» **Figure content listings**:
** Start **
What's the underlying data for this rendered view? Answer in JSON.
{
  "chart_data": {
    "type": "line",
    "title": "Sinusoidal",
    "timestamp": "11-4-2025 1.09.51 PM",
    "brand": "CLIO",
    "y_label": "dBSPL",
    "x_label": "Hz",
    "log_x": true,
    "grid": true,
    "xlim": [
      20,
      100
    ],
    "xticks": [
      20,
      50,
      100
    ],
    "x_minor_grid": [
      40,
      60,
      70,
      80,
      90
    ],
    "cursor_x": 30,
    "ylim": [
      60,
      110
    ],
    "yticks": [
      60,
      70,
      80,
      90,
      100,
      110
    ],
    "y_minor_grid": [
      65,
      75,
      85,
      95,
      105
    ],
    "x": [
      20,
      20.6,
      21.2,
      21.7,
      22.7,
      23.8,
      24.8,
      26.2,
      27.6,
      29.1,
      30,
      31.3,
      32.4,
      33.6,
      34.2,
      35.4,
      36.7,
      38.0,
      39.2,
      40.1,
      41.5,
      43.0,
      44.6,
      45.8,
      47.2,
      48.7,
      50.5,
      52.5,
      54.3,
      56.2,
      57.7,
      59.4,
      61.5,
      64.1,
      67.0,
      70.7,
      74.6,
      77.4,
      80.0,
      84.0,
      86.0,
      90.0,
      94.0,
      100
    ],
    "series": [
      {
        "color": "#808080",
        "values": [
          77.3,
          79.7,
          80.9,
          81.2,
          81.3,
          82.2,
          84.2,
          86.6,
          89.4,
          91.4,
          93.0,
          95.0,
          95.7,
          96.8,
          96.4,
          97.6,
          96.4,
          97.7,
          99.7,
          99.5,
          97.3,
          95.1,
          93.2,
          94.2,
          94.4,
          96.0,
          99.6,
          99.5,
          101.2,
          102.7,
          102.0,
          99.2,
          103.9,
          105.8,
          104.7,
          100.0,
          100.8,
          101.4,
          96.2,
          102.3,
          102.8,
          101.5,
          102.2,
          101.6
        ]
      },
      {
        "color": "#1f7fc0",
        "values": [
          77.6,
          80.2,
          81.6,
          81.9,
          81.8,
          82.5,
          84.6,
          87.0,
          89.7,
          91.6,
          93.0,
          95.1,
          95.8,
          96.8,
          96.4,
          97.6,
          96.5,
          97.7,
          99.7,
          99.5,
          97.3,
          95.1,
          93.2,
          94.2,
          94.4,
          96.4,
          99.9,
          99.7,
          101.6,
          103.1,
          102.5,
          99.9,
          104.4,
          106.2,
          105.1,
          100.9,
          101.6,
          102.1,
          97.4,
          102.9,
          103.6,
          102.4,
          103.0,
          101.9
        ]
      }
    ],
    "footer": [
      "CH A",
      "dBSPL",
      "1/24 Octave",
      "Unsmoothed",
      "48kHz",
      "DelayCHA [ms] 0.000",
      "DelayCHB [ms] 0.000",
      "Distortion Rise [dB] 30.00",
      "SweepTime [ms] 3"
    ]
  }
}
** End **
» **Directions**: Copy out the whole listing exactly; please set it all down.

» **The solution**:
What's the underlying data for this rendered view? Answer in JSON.
{
  "chart_data": {
    "type": "line",
    "title": "Sinusoidal",
    "timestamp": "11-4-2025 1.09.51 PM",
    "brand": "CLIO",
    "y_label": "dBSPL",
    "x_label": "Hz",
    "log_x": true,
    "grid": true,
    "xlim": [
      20,
      100
    ],
    "xticks": [
      20,
      50,
      100
    ],
    "x_minor_grid": [
      40,
      60,
      70,
      80,
      90
    ],
    "cursor_x": 30,
    "ylim": [
      60,
      110
    ],
    "yticks": [
      60,
      70,
      80,
      90,
      100,
      110
    ],
    "y_minor_grid": [
      65,
      75,
      85,
      95,
      105
    ],
    "x": [
      20,
      20.6,
      21.2,
      21.7,
      22.7,
      23.8,
      24.8,
      26.2,
      27.6,
      29.1,
      30,
      31.3,
      32.4,
      33.6,
      34.2,
      35.4,
      36.7,
      38.0,
      39.2,
      40.1,
      41.5,
      43.0,
      44.6,
      45.8,
      47.2,
      48.7,
      50.5,
      52.5,
      54.3,
      56.2,
      57.7,
      59.4,
      61.5,
      64.1,
      67.0,
      70.7,
      74.6,
      77.4,
      80.0,
      84.0,
      86.0,
      90.0,
      94.0,
      100
    ],
    "series": [
      {
        "color": "#808080",
        "values": [
          77.3,
          79.7,
          80.9,
          81.2,
          81.3,
          82.2,
          84.2,
          86.6,
          89.4,
          91.4,
          93.0,
          95.0,
          95.7,
          96.8,
          96.4,
          97.6,
          96.4,
          97.7,
          99.7,
          99.5,
          97.3,
          95.1,
          93.2,
          94.2,
          94.4,
          96.0,
          99.6,
          99.5,
          101.2,
          102.7,
          102.0,
          99.2,
          103.9,
          105.8,
          104.7,
          100.0,
          100.8,
          101.4,
          96.2,
          102.3,
          102.8,
          101.5,
          102.2,
          101.6
        ]
      },
      {
        "color": "#1f7fc0",
        "values": [
          77.6,
          80.2,
          81.6,
          81.9,
          81.8,
          82.5,
          84.6,
          87.0,
          89.7,
          91.6,
          93.0,
          95.1,
          95.8,
          96.8,
          96.4,
          97.6,
          96.5,
          97.7,
          99.7,
          99.5,
          97.3,
          95.1,
          93.2,
          94.2,
          94.4,
          96.4,
          99.9,
          99.7,
          101.6,
          103.1,
          102.5,
          99.9,
          104.4,
          106.2,
          105.1,
          100.9,
          101.6,
          102.1,
          97.4,
          102.9,
          103.6,
          102.4,
          103.0,
          101.9
        ]
      }
    ],
    "footer": [
      "CH A",
      "dBSPL",
      "1/24 Octave",
      "Unsmoothed",
      "48kHz",
      "DelayCHA [ms] 0.000",
      "DelayCHB [ms] 0.000",
      "Distortion Rise [dB] 30.00",
      "SweepTime [ms] 3"
    ]
  }
}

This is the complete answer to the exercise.